__THE EXERCISE__
Copy out all of the material exactly as presented.
══ PROVIDED DATA ══
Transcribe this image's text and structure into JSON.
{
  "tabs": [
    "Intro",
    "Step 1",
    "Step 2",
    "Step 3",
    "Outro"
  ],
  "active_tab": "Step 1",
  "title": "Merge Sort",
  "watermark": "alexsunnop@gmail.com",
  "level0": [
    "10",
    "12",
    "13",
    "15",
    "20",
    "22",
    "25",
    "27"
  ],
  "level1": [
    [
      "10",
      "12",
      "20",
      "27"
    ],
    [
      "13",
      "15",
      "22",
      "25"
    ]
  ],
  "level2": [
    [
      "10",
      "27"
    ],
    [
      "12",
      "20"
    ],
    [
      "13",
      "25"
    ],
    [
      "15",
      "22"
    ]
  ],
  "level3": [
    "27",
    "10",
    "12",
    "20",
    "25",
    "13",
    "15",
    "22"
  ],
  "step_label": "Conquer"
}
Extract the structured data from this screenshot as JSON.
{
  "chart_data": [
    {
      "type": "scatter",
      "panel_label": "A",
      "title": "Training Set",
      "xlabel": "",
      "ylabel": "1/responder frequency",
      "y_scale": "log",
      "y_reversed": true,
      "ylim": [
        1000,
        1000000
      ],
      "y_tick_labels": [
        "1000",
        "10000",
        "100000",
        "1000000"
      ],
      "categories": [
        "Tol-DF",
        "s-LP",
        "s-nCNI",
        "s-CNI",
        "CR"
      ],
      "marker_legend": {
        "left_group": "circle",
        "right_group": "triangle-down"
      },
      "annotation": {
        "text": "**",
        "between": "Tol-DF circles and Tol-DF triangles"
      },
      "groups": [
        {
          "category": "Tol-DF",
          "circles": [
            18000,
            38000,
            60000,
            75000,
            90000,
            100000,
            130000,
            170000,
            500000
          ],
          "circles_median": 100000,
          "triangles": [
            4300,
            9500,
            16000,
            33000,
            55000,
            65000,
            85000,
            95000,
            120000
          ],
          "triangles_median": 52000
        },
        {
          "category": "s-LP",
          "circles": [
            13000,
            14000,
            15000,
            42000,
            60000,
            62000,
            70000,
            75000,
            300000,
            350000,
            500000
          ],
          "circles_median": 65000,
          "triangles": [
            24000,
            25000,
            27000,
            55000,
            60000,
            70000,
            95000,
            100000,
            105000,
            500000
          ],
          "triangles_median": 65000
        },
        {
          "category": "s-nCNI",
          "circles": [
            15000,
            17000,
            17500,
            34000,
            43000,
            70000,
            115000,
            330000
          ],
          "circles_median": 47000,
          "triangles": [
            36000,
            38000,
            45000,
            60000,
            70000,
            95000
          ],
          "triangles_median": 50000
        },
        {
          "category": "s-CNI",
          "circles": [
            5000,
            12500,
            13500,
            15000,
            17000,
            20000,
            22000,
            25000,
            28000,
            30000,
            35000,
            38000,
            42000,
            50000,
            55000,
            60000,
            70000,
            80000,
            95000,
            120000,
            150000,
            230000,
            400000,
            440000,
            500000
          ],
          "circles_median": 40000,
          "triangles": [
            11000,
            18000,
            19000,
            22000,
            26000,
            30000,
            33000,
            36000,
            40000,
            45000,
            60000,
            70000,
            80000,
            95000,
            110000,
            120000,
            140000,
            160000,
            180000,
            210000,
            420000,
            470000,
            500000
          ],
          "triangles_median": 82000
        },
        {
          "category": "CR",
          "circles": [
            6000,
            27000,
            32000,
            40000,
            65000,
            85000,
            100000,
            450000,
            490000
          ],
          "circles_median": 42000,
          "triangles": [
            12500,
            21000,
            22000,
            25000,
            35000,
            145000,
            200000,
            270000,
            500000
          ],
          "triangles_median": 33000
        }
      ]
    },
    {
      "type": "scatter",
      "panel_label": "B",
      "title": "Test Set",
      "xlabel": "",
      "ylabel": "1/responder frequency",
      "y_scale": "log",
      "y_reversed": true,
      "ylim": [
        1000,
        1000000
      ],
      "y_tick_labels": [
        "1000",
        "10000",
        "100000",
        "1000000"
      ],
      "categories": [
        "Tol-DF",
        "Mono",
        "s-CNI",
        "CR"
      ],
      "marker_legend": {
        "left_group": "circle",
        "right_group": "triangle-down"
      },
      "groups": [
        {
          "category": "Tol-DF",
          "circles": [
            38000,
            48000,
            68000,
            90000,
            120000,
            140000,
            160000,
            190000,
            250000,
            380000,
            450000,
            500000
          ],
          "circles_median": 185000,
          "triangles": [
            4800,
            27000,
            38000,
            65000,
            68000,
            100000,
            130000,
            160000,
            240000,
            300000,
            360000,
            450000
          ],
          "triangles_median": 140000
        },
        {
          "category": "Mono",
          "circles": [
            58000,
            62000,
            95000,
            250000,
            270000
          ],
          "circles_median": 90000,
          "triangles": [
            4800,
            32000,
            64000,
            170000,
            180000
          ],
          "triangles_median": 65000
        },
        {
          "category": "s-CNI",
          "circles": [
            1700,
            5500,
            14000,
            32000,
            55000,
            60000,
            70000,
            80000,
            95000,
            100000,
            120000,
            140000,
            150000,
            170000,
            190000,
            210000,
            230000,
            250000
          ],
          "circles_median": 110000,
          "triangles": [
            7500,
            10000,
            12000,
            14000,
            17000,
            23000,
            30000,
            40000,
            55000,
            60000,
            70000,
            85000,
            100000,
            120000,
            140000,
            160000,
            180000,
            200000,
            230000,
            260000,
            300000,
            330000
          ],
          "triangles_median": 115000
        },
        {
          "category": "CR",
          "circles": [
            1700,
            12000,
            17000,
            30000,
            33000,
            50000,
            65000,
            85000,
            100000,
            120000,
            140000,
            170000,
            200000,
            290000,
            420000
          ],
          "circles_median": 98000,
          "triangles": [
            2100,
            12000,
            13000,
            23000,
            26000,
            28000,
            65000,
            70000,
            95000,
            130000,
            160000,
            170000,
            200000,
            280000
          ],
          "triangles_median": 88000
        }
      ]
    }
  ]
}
═══
__SOLUTION TO THIS PROBLEM__
Transcribe this image's text and structure into JSON.
{
  "tabs": [
    "Intro",
    "Step 1",
    "Step 2",
    "Step 3",
    "Outro"
  ],
  "active_tab": "Step 1",
  "title": "Merge Sort",
  "watermark": "alexsunnop@gmail.com",
  "level0": [
    "10",
    "12",
    "13",
    "15",
    "20",
    "22",
    "25",
    "27"
  ],
  "level1": [
    [
      "10",
      "12",
      "20",
      "27"
    ],
    [
      "13",
      "15",
      "22",
      "25"
    ]
  ],
  "level2": [
    [
      "10",
      "27"
    ],
    [
      "12",
      "20"
    ],
    [
      "13",
      "25"
    ],
    [
      "15",
      "22"
    ]
  ],
  "level3": [
    "27",
    "10",
    "12",
    "20",
    "25",
    "13",
    "15",
    "22"
  ],
  "step_label": "Conquer"
}
Extract the structured data from this screenshot as JSON.
{
  "chart_data": [
    {
      "type": "scatter",
      "panel_label": "A",
      "title": "Training Set",
      "xlabel": "",
      "ylabel": "1/responder frequency",
      "y_scale": "log",
      "y_reversed": true,
      "ylim": [
        1000,
        1000000
      ],
      "y_tick_labels": [
        "1000",
        "10000",
        "100000",
        "1000000"
      ],
      "categories": [
        "Tol-DF",
        "s-LP",
        "s-nCNI",
        "s-CNI",
        "CR"
      ],
      "marker_legend": {
        "left_group": "circle",
        "right_group": "triangle-down"
      },
      "annotation": {
        "text": "**",
        "between": "Tol-DF circles and Tol-DF triangles"
      },
      "groups": [
        {
          "category": "Tol-DF",
          "circles": [
            18000,
            38000,
            60000,
            75000,
            90000,
            100000,
            130000,
            170000,
            500000
          ],
          "circles_median": 100000,
          "triangles": [
            4300,
            9500,
            16000,
            33000,
            55000,
            65000,
            85000,
            95000,
            120000
          ],
          "triangles_median": 52000
        },
        {
          "category": "s-LP",
          "circles": [
            13000,
            14000,
            15000,
            42000,
            60000,
            62000,
            70000,
            75000,
            300000,
            350000,
            500000
          ],
          "circles_median": 65000,
          "triangles": [
            24000,
            25000,
            27000,
            55000,
            60000,
            70000,
            95000,
            100000,
            105000,
            500000
          ],
          "triangles_median": 65000
        },
        {
          "category": "s-nCNI",
          "circles": [
            15000,
            17000,
            17500,
            34000,
            43000,
            70000,
            115000,
            330000
          ],
          "circles_median": 47000,
          "triangles": [
            36000,
            38000,
            45000,
            60000,
            70000,
            95000
          ],
          "triangles_median": 50000
        },
        {
          "category": "s-CNI",
          "circles": [
            5000,
            12500,
            13500,
            15000,
            17000,
            20000,
            22000,
            25000,
            28000,
            30000,
            35000,
            38000,
            42000,
            50000,
            55000,
            60000,
            70000,
            80000,
            95000,
            120000,
            150000,
            230000,
            400000,
            440000,
            500000
          ],
          "circles_median": 40000,
          "triangles": [
            11000,
            18000,
            19000,
            22000,
            26000,
            30000,
            33000,
            36000,
            40000,
            45000,
            60000,
            70000,
            80000,
            95000,
            110000,
            120000,
            140000,
            160000,
            180000,
            210000,
            420000,
            470000,
            500000
          ],
          "triangles_median": 82000
        },
        {
          "category": "CR",
          "circles": [
            6000,
            27000,
            32000,
            40000,
            65000,
            85000,
            100000,
            450000,
            490000
          ],
          "circles_median": 42000,
          "triangles": [
            12500,
            21000,
            22000,
            25000,
            35000,
            145000,
            200000,
            270000,
            500000
          ],
          "triangles_median": 33000
        }
      ]
    },
    {
      "type": "scatter",
      "panel_label": "B",
      "title": "Test Set",
      "xlabel": "",
      "ylabel": "1/responder frequency",
      "y_scale": "log",
      "y_reversed": true,
      "ylim": [
        1000,
        1000000
      ],
      "y_tick_labels": [
        "1000",
        "10000",
        "100000",
        "1000000"
      ],
      "categories": [
        "Tol-DF",
        "Mono",
        "s-CNI",
        "CR"
      ],
      "marker_legend": {
        "left_group": "circle",
        "right_group": "triangle-down"
      },
      "groups": [
        {
          "category": "Tol-DF",
          "circles": [
            38000,
            48000,
            68000,
            90000,
            120000,
            140000,
            160000,
            190000,
            250000,
            380000,
            450000,
            500000
          ],
          "circles_median": 185000,
          "triangles": [
            4800,
            27000,
            38000,
            65000,
            68000,
            100000,
            130000,
            160000,
            240000,
            300000,
            360000,
            450000
          ],
          "triangles_median": 140000
        },
        {
          "category": "Mono",
          "circles": [
            58000,
            62000,
            95000,
            250000,
            270000
          ],
          "circles_median": 90000,
          "triangles": [
            4800,
            32000,
            64000,
            170000,
            180000
          ],
          "triangles_median": 65000
        },
        {
          "category": "s-CNI",
          "circles": [
            1700,
            5500,
            14000,
            32000,
            55000,
            60000,
            70000,
            80000,
            95000,
            100000,
            120000,
            140000,
            150000,
            170000,
            190000,
            210000,
            230000,
            250000
          ],
          "circles_median": 110000,
          "triangles": [
            7500,
            10000,
            12000,
            14000,
            17000,
            23000,
            30000,
            40000,
            55000,
            60000,
            70000,
            85000,
            100000,
            120000,
            140000,
            160000,
            180000,
            200000,
            230000,
            260000,
            300000,
            330000
          ],
          "triangles_median": 115000
        },
        {
          "category": "CR",
          "circles": [
            1700,
            12000,
            17000,
            30000,
            33000,
            50000,
            65000,
            85000,
            100000,
            120000,
            140000,
            170000,
            200000,
            290000,
            420000
          ],
          "circles_median": 98000,
          "triangles": [
            2100,
            12000,
            13000,
            23000,
            26000,
            28000,
            65000,
            70000,
            95000,
            130000,
            160000,
            170000,
            200000,
            280000
          ],
          "triangles_median": 88000
        }
      ]
    }
  ]
}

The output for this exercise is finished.